Please find all lines in the data that hold the string "Villach" and copy them.

* Start Provided information *

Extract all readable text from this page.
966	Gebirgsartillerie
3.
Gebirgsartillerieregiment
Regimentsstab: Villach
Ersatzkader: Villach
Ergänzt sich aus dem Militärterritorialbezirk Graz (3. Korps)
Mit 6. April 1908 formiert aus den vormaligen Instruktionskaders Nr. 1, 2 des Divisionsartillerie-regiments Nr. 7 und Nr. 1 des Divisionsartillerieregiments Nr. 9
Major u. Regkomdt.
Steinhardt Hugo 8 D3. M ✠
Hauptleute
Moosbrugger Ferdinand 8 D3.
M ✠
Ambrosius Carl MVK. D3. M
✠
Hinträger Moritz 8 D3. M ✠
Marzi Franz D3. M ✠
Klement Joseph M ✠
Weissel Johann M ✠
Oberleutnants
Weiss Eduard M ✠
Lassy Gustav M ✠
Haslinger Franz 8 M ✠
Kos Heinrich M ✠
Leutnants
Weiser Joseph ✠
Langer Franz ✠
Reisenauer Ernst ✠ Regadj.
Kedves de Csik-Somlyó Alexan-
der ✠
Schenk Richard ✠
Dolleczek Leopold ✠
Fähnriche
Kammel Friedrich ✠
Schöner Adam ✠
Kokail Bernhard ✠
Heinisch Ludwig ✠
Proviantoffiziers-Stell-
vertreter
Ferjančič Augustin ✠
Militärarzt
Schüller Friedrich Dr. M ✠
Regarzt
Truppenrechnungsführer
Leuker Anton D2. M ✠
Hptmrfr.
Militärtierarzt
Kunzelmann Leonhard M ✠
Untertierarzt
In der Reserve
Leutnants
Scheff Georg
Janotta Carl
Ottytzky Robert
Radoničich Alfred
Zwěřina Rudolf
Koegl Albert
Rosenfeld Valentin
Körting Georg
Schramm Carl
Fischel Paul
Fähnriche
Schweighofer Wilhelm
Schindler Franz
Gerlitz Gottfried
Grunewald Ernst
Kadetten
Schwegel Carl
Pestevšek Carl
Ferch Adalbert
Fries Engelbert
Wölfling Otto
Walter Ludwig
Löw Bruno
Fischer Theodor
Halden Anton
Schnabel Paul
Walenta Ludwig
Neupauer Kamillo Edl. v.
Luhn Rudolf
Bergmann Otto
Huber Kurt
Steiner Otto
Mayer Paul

* End Provided information *

• Written solution:
Regimentsstab: Villach
Ersatzkader: Villach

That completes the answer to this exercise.